(Stored items)
(begin)

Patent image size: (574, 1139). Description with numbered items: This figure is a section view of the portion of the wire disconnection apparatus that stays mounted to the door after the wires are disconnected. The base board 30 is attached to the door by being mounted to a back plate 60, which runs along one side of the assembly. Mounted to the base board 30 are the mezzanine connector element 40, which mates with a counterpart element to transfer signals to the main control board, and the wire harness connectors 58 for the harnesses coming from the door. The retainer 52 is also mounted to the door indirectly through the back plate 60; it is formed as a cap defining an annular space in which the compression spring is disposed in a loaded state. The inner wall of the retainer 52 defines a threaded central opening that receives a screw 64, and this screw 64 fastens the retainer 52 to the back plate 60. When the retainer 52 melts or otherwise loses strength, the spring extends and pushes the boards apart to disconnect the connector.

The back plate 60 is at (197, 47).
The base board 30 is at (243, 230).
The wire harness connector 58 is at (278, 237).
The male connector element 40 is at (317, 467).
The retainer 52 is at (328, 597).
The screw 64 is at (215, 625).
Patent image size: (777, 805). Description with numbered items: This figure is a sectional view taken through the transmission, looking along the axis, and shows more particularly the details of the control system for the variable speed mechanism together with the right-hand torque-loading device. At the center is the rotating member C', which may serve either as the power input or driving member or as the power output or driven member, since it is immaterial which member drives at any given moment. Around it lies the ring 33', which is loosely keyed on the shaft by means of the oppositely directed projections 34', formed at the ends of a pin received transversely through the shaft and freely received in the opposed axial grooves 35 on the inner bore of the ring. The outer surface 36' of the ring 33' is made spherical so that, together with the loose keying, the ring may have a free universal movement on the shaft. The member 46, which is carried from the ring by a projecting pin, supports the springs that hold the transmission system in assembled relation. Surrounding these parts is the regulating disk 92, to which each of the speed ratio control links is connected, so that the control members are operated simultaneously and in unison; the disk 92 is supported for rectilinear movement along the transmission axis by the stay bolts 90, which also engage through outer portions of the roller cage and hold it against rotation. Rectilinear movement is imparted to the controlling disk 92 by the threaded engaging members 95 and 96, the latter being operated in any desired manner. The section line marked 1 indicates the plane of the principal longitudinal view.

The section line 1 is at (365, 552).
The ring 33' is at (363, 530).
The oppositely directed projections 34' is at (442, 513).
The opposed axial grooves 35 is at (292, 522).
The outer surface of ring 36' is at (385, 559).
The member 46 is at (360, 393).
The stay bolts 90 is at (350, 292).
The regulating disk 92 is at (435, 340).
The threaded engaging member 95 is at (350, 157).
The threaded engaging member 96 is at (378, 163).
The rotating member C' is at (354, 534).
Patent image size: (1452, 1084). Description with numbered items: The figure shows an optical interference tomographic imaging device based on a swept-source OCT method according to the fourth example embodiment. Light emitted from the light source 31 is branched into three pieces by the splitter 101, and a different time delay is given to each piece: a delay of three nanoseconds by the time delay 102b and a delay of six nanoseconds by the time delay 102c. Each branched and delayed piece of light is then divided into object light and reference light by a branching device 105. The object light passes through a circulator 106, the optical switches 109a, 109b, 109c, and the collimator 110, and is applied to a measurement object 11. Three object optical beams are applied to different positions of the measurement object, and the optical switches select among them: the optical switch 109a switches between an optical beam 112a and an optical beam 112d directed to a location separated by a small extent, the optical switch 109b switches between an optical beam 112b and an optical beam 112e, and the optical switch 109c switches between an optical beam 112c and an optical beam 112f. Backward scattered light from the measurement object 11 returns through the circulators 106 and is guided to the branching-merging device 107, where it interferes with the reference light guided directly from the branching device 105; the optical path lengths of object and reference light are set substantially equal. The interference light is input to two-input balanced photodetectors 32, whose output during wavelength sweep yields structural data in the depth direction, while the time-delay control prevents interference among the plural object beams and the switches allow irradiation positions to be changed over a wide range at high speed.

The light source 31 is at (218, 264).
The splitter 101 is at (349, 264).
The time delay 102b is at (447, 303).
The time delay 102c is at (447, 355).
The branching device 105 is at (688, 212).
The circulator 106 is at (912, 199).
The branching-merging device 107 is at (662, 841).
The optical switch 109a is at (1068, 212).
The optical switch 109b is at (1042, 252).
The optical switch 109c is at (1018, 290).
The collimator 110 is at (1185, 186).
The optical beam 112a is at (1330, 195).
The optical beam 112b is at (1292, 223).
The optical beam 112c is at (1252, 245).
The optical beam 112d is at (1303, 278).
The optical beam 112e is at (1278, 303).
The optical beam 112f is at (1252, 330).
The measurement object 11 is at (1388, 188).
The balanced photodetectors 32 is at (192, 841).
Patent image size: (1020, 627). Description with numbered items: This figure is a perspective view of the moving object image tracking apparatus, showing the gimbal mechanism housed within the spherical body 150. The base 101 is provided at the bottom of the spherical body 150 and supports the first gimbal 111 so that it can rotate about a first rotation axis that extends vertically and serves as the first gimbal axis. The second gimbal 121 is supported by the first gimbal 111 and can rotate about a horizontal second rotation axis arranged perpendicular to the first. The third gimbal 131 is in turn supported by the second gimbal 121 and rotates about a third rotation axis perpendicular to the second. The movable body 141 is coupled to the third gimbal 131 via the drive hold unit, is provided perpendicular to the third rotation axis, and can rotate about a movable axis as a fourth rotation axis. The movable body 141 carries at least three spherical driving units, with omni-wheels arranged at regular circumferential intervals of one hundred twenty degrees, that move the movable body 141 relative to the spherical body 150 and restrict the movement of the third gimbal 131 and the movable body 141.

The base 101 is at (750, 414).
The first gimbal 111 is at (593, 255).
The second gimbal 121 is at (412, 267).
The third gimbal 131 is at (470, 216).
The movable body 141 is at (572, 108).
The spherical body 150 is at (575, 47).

(end)

**WHAT TO PRODUCE**
Rewrite all of the rows above, replacing "wire disconnection apparatus" with "wire separation apparatus" and keeping everything else the same.

**RESULT**
Patent image size: (574, 1139). Description with numbered items: This figure is a section view of the portion of the wire separation apparatus that stays mounted to the door after the wires are disconnected. The base board 30 is attached to the door by being mounted to a back plate 60, which runs along one side of the assembly. Mounted to the base board 30 are the mezzanine connector element 40, which mates with a counterpart element to transfer signals to the main control board, and the wire harness connectors 58 for the harnesses coming from the door. The retainer 52 is also mounted to the door indirectly through the back plate 60; it is formed as a cap defining an annular space in which the compression spring is disposed in a loaded state. The inner wall of the retainer 52 defines a threaded central opening that receives a screw 64, and this screw 64 fastens the retainer 52 to the back plate 60. When the retainer 52 melts or otherwise loses strength, the spring extends and pushes the boards apart to disconnect the connector.

The back plate 60 is at (197, 47).
The base board 30 is at (243, 230).
The wire harness connector 58 is at (278, 237).
The male connector element 40 is at (317, 467).
The retainer 52 is at (328, 597).
The screw 64 is at (215, 625).
Patent image size: (777, 805). Description with numbered items: This figure is a sectional view taken through the transmission, looking along the axis, and shows more particularly the details of the control system for the variable speed mechanism together with the right-hand torque-loading device. At the center is the rotating member C', which may serve either as the power input or driving member or as the power output or driven member, since it is immaterial which member drives at any given moment. Around it lies the ring 33', which is loosely keyed on the shaft by means of the oppositely directed projections 34', formed at the ends of a pin received transversely through the shaft and freely received in the opposed axial grooves 35 on the inner bore of the ring. The outer surface 36' of the ring 33' is made spherical so that, together with the loose keying, the ring may have a free universal movement on the shaft. The member 46, which is carried from the ring by a projecting pin, supports the springs that hold the transmission system in assembled relation. Surrounding these parts is the regulating disk 92, to which each of the speed ratio control links is connected, so that the control members are operated simultaneously and in unison; the disk 92 is supported for rectilinear movement along the transmission axis by the stay bolts 90, which also engage through outer portions of the roller cage and hold it against rotation. Rectilinear movement is imparted to the controlling disk 92 by the threaded engaging members 95 and 96, the latter being operated in any desired manner. The section line marked 1 indicates the plane of the principal longitudinal view.

The section line 1 is at (365, 552).
The ring 33' is at (363, 530).
The oppositely directed projections 34' is at (442, 513).
The opposed axial grooves 35 is at (292, 522).
The outer surface of ring 36' is at (385, 559).
The member 46 is at (360, 393).
The stay bolts 90 is at (350, 292).
The regulating disk 92 is at (435, 340).
The threaded engaging member 95 is at (350, 157).
The threaded engaging member 96 is at (378, 163).
The rotating member C' is at (354, 534).
Patent image size: (1452, 1084). Description with numbered items: The figure shows an optical interference tomographic imaging device based on a swept-source OCT method according to the fourth example embodiment. Light emitted from the light source 31 is branched into three pieces by the splitter 101, and a different time delay is given to each piece: a delay of three nanoseconds by the time delay 102b and a delay of six nanoseconds by the time delay 102c. Each branched and delayed piece of light is then divided into object light and reference light by a branching device 105. The object light passes through a circulator 106, the optical switches 109a, 109b, 109c, and the collimator 110, and is applied to a measurement object 11. Three object optical beams are applied to different positions of the measurement object, and the optical switches select among them: the optical switch 109a switches between an optical beam 112a and an optical beam 112d directed to a location separated by a small extent, the optical switch 109b switches between an optical beam 112b and an optical beam 112e, and the optical switch 109c switches between an optical beam 112c and an optical beam 112f. Backward scattered light from the measurement object 11 returns through the circulators 106 and is guided to the branching-merging device 107, where it interferes with the reference light guided directly from the branching device 105; the optical path lengths of object and reference light are set substantially equal. The interference light is input to two-input balanced photodetectors 32, whose output during wavelength sweep yields structural data in the depth direction, while the time-delay control prevents interference among the plural object beams and the switches allow irradiation positions to be changed over a wide range at high speed.

The light source 31 is at (218, 264).
The splitter 101 is at (349, 264).
The time delay 102b is at (447, 303).
The time delay 102c is at (447, 355).
The branching device 105 is at (688, 212).
The circulator 106 is at (912, 199).
The branching-merging device 107 is at (662, 841).
The optical switch 109a is at (1068, 212).
The optical switch 109b is at (1042, 252).
The optical switch 109c is at (1018, 290).
The collimator 110 is at (1185, 186).
The optical beam 112a is at (1330, 195).
The optical beam 112b is at (1292, 223).
The optical beam 112c is at (1252, 245).
The optical beam 112d is at (1303, 278).
The optical beam 112e is at (1278, 303).
The optical beam 112f is at (1252, 330).
The measurement object 11 is at (1388, 188).
The balanced photodetectors 32 is at (192, 841).
Patent image size: (1020, 627). Description with numbered items: This figure is a perspective view of the moving object image tracking apparatus, showing the gimbal mechanism housed within the spherical body 150. The base 101 is provided at the bottom of the spherical body 150 and supports the first gimbal 111 so that it can rotate about a first rotation axis that extends vertically and serves as the first gimbal axis. The second gimbal 121 is supported by the first gimbal 111 and can rotate about a horizontal second rotation axis arranged perpendicular to the first. The third gimbal 131 is in turn supported by the second gimbal 121 and rotates about a third rotation axis perpendicular to the second. The movable body 141 is coupled to the third gimbal 131 via the drive hold unit, is provided perpendicular to the third rotation axis, and can rotate about a movable axis as a fourth rotation axis. The movable body 141 carries at least three spherical driving units, with omni-wheels arranged at regular circumferential intervals of one hundred twenty degrees, that move the movable body 141 relative to the spherical body 150 and restrict the movement of the third gimbal 131 and the movable body 141.

The base 101 is at (750, 414).
The first gimbal 111 is at (593, 255).
The second gimbal 121 is at (412, 267).
The third gimbal 131 is at (470, 216).
The movable body 141 is at (572, 108).
The spherical body 150 is at (575, 47).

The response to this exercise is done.